Given task
Count how many lines below contain the word "name", then give that number alone.

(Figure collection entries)
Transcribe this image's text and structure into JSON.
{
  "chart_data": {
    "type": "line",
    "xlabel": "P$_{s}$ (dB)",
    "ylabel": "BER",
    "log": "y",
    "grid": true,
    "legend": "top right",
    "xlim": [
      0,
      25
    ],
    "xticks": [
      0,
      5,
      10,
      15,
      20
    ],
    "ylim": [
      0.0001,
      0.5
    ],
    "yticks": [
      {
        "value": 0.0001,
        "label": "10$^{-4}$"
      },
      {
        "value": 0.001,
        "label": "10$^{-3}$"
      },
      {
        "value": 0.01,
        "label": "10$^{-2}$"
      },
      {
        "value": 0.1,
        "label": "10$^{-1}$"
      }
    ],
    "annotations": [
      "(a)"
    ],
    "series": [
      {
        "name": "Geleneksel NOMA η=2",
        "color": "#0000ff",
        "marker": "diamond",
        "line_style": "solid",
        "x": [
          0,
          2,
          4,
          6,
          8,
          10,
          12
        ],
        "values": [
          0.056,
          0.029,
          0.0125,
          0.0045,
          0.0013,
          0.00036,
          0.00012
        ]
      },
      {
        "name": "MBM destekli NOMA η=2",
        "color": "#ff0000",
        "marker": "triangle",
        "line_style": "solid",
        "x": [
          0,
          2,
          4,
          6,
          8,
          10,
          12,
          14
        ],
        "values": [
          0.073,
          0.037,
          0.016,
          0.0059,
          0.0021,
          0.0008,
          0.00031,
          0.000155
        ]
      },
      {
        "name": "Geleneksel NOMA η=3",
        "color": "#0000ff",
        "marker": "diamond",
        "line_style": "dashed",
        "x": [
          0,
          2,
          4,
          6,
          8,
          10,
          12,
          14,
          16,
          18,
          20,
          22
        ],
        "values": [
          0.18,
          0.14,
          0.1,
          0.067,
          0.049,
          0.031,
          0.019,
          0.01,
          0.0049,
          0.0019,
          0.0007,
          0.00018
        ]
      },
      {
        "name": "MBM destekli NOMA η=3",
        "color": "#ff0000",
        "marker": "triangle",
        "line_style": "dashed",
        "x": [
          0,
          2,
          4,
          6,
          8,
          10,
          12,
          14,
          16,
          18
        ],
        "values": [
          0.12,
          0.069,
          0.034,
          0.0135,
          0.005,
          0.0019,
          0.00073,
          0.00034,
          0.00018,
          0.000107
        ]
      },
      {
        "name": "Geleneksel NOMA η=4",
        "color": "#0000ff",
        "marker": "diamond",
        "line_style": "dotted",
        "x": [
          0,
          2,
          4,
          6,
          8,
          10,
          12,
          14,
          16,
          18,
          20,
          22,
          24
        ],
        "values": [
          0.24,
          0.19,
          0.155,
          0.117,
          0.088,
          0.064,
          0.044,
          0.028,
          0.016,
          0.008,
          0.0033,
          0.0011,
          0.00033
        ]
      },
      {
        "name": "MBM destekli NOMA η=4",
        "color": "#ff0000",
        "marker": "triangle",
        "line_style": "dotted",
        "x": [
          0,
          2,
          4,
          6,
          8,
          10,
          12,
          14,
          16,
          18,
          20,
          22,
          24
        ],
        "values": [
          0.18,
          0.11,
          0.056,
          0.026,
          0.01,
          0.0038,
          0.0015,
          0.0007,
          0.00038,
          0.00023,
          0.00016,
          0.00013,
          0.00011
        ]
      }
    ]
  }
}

Task solution
6